╭─ DATASET EXTRACT

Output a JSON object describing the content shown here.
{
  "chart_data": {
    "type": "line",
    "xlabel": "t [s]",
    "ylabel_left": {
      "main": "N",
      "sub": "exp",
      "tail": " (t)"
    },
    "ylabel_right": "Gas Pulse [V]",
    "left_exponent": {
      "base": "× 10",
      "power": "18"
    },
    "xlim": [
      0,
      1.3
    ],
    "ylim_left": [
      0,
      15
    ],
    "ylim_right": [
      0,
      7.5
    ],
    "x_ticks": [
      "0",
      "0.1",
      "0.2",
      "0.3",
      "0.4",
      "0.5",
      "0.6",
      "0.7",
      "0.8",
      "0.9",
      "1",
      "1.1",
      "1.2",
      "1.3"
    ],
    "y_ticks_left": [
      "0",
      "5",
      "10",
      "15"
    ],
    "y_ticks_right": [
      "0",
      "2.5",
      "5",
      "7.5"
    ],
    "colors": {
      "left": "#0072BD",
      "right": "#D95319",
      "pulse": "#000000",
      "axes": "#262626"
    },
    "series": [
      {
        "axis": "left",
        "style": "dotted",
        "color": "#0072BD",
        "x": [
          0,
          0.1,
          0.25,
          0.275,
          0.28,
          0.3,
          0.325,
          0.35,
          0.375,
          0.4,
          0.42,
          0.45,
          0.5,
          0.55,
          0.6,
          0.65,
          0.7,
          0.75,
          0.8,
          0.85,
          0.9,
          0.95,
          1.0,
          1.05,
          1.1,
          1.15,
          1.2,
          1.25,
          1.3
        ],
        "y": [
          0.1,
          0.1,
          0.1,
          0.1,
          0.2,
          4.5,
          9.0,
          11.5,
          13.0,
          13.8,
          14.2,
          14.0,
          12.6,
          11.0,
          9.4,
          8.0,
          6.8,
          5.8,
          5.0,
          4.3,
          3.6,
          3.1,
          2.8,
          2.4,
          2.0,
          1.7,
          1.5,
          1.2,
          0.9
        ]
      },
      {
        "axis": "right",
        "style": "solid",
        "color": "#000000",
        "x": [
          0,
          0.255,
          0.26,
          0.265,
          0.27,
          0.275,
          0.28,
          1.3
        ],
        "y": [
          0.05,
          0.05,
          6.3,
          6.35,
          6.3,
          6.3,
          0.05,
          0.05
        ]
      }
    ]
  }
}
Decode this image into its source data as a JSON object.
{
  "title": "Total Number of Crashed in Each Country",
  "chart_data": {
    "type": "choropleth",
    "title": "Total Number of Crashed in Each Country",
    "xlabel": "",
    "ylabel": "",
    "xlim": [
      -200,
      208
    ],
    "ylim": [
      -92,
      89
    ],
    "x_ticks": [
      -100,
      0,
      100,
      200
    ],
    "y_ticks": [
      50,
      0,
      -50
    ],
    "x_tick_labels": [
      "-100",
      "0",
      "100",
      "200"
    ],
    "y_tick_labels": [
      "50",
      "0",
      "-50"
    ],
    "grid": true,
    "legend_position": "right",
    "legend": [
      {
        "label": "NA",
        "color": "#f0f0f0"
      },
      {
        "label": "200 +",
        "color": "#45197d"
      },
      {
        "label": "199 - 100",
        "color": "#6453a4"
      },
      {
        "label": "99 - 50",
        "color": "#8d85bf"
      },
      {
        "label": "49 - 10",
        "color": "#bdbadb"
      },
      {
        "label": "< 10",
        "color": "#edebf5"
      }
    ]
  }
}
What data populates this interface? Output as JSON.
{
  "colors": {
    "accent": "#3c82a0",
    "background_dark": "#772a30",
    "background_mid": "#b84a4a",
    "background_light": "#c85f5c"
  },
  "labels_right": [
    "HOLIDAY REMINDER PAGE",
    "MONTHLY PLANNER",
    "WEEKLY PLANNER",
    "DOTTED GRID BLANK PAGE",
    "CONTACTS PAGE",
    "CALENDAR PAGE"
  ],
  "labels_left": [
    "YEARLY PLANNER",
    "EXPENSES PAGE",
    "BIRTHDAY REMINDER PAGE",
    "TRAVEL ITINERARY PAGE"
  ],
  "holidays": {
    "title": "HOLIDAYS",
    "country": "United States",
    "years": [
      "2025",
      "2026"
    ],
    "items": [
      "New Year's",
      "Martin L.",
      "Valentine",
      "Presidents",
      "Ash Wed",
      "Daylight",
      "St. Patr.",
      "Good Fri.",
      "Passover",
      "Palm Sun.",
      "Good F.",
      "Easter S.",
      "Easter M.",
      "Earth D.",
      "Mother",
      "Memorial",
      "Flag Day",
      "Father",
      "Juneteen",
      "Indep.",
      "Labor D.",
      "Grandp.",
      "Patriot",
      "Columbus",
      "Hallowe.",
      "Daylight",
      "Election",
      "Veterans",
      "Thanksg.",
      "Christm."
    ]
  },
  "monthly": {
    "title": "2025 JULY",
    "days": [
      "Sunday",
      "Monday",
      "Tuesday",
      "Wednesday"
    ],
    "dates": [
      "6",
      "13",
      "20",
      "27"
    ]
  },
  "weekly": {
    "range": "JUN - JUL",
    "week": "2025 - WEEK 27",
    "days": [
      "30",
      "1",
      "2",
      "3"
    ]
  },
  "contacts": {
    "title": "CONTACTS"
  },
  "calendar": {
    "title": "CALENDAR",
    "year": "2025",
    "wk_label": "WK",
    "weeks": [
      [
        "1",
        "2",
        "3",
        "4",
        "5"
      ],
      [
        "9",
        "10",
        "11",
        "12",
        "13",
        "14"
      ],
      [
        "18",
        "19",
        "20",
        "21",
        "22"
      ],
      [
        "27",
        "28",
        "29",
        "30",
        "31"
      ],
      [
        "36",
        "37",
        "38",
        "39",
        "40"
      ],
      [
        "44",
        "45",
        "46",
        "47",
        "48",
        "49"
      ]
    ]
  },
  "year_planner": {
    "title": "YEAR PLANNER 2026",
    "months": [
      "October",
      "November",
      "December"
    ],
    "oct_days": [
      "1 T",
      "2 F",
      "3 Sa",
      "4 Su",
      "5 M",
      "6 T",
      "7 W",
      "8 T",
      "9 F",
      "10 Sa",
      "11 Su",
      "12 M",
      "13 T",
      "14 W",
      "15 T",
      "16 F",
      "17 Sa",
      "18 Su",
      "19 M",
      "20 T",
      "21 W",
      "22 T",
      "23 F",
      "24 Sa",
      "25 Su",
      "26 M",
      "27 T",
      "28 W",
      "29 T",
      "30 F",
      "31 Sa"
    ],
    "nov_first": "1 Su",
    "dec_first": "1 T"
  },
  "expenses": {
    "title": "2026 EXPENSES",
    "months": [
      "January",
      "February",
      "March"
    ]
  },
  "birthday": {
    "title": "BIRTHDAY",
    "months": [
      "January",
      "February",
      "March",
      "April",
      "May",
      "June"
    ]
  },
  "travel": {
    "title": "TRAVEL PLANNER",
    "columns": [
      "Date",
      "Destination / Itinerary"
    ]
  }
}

╰─

**EXERCISE GOAL:**
Pick out and copy the lines of the entries that hold the string "Number".

**WRITTEN SOLUTION:**
  "title": "Total Number of Crashed in Each Country",
    "title": "Total Number of Crashed in Each Country",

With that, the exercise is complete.